PROBLEM TO SOLVE | Each record below is to be reproduced without any change.

Dataset records |
▬▬▬▬▬▬▬▬▬▬
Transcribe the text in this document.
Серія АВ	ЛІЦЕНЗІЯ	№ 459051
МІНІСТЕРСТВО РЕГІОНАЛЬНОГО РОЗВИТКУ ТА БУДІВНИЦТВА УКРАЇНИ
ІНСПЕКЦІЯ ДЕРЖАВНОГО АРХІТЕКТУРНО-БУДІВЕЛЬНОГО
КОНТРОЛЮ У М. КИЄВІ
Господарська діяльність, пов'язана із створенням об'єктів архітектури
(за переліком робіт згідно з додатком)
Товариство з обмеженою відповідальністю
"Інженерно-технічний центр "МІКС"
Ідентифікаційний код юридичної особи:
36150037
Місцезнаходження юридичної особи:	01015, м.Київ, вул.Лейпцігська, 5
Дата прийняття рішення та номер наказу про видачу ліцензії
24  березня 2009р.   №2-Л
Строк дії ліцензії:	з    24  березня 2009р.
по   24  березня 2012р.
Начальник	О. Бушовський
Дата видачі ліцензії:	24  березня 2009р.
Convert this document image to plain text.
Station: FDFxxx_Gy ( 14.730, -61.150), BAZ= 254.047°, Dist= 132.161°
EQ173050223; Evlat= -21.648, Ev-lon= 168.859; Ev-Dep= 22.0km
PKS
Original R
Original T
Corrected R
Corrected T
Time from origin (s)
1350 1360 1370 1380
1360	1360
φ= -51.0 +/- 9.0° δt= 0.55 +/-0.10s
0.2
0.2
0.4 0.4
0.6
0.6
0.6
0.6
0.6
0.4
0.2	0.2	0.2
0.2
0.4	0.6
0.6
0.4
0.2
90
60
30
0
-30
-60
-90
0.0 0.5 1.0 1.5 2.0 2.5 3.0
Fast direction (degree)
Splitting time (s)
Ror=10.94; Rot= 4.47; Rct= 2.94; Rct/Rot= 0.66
▬▬▬▬▬▬▬▬▬▬
FULL OUTPUT |
Transcribe the text in this document.
Серія АВ	ЛІЦЕНЗІЯ	№ 459051
МІНІСТЕРСТВО РЕГІОНАЛЬНОГО РОЗВИТКУ ТА БУДІВНИЦТВА УКРАЇНИ
ІНСПЕКЦІЯ ДЕРЖАВНОГО АРХІТЕКТУРНО-БУДІВЕЛЬНОГО
КОНТРОЛЮ У М. КИЄВІ
Господарська діяльність, пов'язана із створенням об'єктів архітектури
(за переліком робіт згідно з додатком)
Товариство з обмеженою відповідальністю
"Інженерно-технічний центр "МІКС"
Ідентифікаційний код юридичної особи:
36150037
Місцезнаходження юридичної особи:	01015, м.Київ, вул.Лейпцігська, 5
Дата прийняття рішення та номер наказу про видачу ліцензії
24  березня 2009р.   №2-Л
Строк дії ліцензії:	з    24  березня 2009р.
по   24  березня 2012р.
Начальник	О. Бушовський
Дата видачі ліцензії:	24  березня 2009р.
Convert this document image to plain text.
Station: FDFxxx_Gy ( 14.730, -61.150), BAZ= 254.047°, Dist= 132.161°
EQ173050223; Evlat= -21.648, Ev-lon= 168.859; Ev-Dep= 22.0km
PKS
Original R
Original T
Corrected R
Corrected T
Time from origin (s)
1350 1360 1370 1380
1360	1360
φ= -51.0 +/- 9.0° δt= 0.55 +/-0.10s
0.2
0.2
0.4 0.4
0.6
0.6
0.6
0.6
0.6
0.4
0.2	0.2	0.2
0.2
0.4	0.6
0.6
0.4
0.2
90
60
30
0
-30
-60
-90
0.0 0.5 1.0 1.5 2.0 2.5 3.0
Fast direction (degree)
Splitting time (s)
Ror=10.94; Rot= 4.47; Rct= 2.94; Rct/Rot= 0.66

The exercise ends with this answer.